** Start PROVIDED MATERIAL **
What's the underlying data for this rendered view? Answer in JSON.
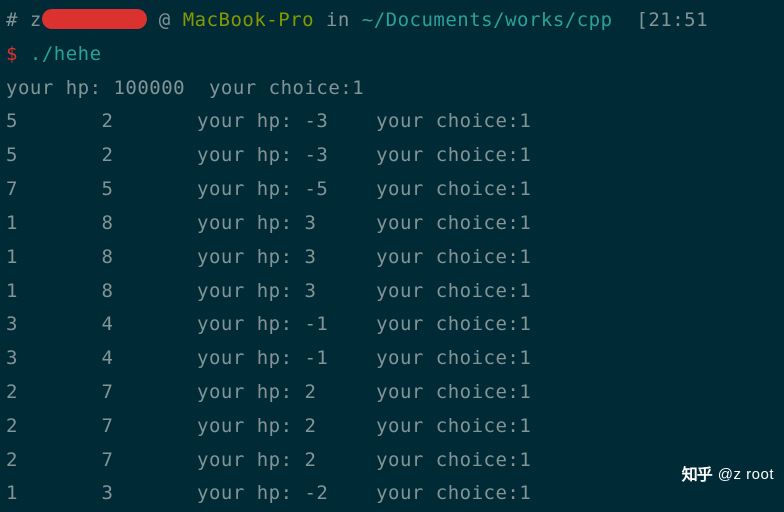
{
  "prompt": {
    "hash": "#",
    "user_prefix": "z",
    "at": " @ ",
    "host": "MacBook-Pro",
    "in": " in ",
    "path": "~/Documents/works/cpp",
    "time": "  [21:51"
  },
  "command": {
    "dollar": "$",
    "text": " ./hehe"
  },
  "first_output": "your hp: 100000  your choice:1",
  "rows": [
    {
      "a": "5",
      "b": "2",
      "hp": "-3",
      "choice": "1"
    },
    {
      "a": "5",
      "b": "2",
      "hp": "-3",
      "choice": "1"
    },
    {
      "a": "7",
      "b": "5",
      "hp": "-5",
      "choice": "1"
    },
    {
      "a": "1",
      "b": "8",
      "hp": "3",
      "choice": "1"
    },
    {
      "a": "1",
      "b": "8",
      "hp": "3",
      "choice": "1"
    },
    {
      "a": "1",
      "b": "8",
      "hp": "3",
      "choice": "1"
    },
    {
      "a": "3",
      "b": "4",
      "hp": "-1",
      "choice": "1"
    },
    {
      "a": "3",
      "b": "4",
      "hp": "-1",
      "choice": "1"
    },
    {
      "a": "2",
      "b": "7",
      "hp": "2",
      "choice": "1"
    },
    {
      "a": "2",
      "b": "7",
      "hp": "2",
      "choice": "1"
    },
    {
      "a": "2",
      "b": "7",
      "hp": "2",
      "choice": "1"
    },
    {
      "a": "1",
      "b": "3",
      "hp": "-2",
      "choice": "1"
    }
  ],
  "labels": {
    "your_hp": "your hp: ",
    "your_choice": "your choice:"
  },
  "watermark": {
    "icon": "知乎",
    "text": "@z root"
  }
}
** End PROVIDED MATERIAL **
SHORT TASK
Copy each line in the data that holds the word "your".

SOLUTION
  "first_output": "your hp: 100000  your choice:1",
    "your_hp": "your hp: ",
    "your_choice": "your choice:"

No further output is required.